▶ [To do] Every record must be written out once more, with nothing added or omitted.
— Begin Data section —
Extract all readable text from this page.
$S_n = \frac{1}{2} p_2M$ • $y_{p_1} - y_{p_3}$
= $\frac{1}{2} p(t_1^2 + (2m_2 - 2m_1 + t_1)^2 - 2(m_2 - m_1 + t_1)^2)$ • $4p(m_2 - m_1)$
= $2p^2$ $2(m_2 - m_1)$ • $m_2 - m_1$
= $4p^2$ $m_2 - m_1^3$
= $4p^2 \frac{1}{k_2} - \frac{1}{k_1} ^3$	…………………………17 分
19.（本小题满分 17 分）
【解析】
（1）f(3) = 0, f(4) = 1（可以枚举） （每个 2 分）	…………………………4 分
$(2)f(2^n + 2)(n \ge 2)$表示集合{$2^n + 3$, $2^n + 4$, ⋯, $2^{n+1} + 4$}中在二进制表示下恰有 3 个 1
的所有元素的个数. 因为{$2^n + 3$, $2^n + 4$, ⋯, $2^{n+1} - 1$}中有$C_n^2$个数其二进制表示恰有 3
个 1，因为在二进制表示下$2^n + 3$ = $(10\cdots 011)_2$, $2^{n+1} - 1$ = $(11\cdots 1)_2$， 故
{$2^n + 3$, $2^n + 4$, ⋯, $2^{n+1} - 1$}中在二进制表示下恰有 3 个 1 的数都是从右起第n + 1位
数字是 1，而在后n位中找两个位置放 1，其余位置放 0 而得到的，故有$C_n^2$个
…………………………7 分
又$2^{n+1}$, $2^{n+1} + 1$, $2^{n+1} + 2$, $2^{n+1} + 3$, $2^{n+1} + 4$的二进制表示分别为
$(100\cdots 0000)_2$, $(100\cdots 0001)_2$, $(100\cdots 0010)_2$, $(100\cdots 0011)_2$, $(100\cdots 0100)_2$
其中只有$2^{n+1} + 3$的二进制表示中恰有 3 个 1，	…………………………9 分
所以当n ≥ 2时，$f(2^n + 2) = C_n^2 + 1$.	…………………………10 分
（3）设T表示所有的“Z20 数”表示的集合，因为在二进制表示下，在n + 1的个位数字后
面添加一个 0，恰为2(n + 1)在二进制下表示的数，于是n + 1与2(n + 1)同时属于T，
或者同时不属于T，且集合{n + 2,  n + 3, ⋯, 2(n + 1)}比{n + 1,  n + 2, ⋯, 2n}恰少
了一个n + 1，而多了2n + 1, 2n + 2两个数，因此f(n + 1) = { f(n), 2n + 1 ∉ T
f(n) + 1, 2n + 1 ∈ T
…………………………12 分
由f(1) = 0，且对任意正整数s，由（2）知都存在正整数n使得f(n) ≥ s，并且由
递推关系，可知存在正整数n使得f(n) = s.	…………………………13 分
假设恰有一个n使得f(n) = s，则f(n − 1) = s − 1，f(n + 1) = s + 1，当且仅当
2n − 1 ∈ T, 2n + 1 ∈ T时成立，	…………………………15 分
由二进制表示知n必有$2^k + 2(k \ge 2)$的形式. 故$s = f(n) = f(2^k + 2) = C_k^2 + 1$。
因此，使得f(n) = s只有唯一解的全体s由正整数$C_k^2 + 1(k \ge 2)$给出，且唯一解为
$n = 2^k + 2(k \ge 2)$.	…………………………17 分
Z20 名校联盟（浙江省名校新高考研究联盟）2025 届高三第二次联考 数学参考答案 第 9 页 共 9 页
— End Data section —
▶ [Finished task]
Extract all readable text from this page.
$S_n = \frac{1}{2} p_2M$ • $y_{p_1} - y_{p_3}$
= $\frac{1}{2} p(t_1^2 + (2m_2 - 2m_1 + t_1)^2 - 2(m_2 - m_1 + t_1)^2)$ • $4p(m_2 - m_1)$
= $2p^2$ $2(m_2 - m_1)$ • $m_2 - m_1$
= $4p^2$ $m_2 - m_1^3$
= $4p^2 \frac{1}{k_2} - \frac{1}{k_1} ^3$	…………………………17 分
19.（本小题满分 17 分）
【解析】
（1）f(3) = 0, f(4) = 1（可以枚举） （每个 2 分）	…………………………4 分
$(2)f(2^n + 2)(n \ge 2)$表示集合{$2^n + 3$, $2^n + 4$, ⋯, $2^{n+1} + 4$}中在二进制表示下恰有 3 个 1
的所有元素的个数. 因为{$2^n + 3$, $2^n + 4$, ⋯, $2^{n+1} - 1$}中有$C_n^2$个数其二进制表示恰有 3
个 1，因为在二进制表示下$2^n + 3$ = $(10\cdots 011)_2$, $2^{n+1} - 1$ = $(11\cdots 1)_2$， 故
{$2^n + 3$, $2^n + 4$, ⋯, $2^{n+1} - 1$}中在二进制表示下恰有 3 个 1 的数都是从右起第n + 1位
数字是 1，而在后n位中找两个位置放 1，其余位置放 0 而得到的，故有$C_n^2$个
…………………………7 分
又$2^{n+1}$, $2^{n+1} + 1$, $2^{n+1} + 2$, $2^{n+1} + 3$, $2^{n+1} + 4$的二进制表示分别为
$(100\cdots 0000)_2$, $(100\cdots 0001)_2$, $(100\cdots 0010)_2$, $(100\cdots 0011)_2$, $(100\cdots 0100)_2$
其中只有$2^{n+1} + 3$的二进制表示中恰有 3 个 1，	…………………………9 分
所以当n ≥ 2时，$f(2^n + 2) = C_n^2 + 1$.	…………………………10 分
（3）设T表示所有的“Z20 数”表示的集合，因为在二进制表示下，在n + 1的个位数字后
面添加一个 0，恰为2(n + 1)在二进制下表示的数，于是n + 1与2(n + 1)同时属于T，
或者同时不属于T，且集合{n + 2,  n + 3, ⋯, 2(n + 1)}比{n + 1,  n + 2, ⋯, 2n}恰少
了一个n + 1，而多了2n + 1, 2n + 2两个数，因此f(n + 1) = { f(n), 2n + 1 ∉ T
f(n) + 1, 2n + 1 ∈ T
…………………………12 分
由f(1) = 0，且对任意正整数s，由（2）知都存在正整数n使得f(n) ≥ s，并且由
递推关系，可知存在正整数n使得f(n) = s.	…………………………13 分
假设恰有一个n使得f(n) = s，则f(n − 1) = s − 1，f(n + 1) = s + 1，当且仅当
2n − 1 ∈ T, 2n + 1 ∈ T时成立，	…………………………15 分
由二进制表示知n必有$2^k + 2(k \ge 2)$的形式. 故$s = f(n) = f(2^k + 2) = C_k^2 + 1$。
因此，使得f(n) = s只有唯一解的全体s由正整数$C_k^2 + 1(k \ge 2)$给出，且唯一解为
$n = 2^k + 2(k \ge 2)$.	…………………………17 分
Z20 名校联盟（浙江省名校新高考研究联盟）2025 届高三第二次联考 数学参考答案 第 9 页 共 9 页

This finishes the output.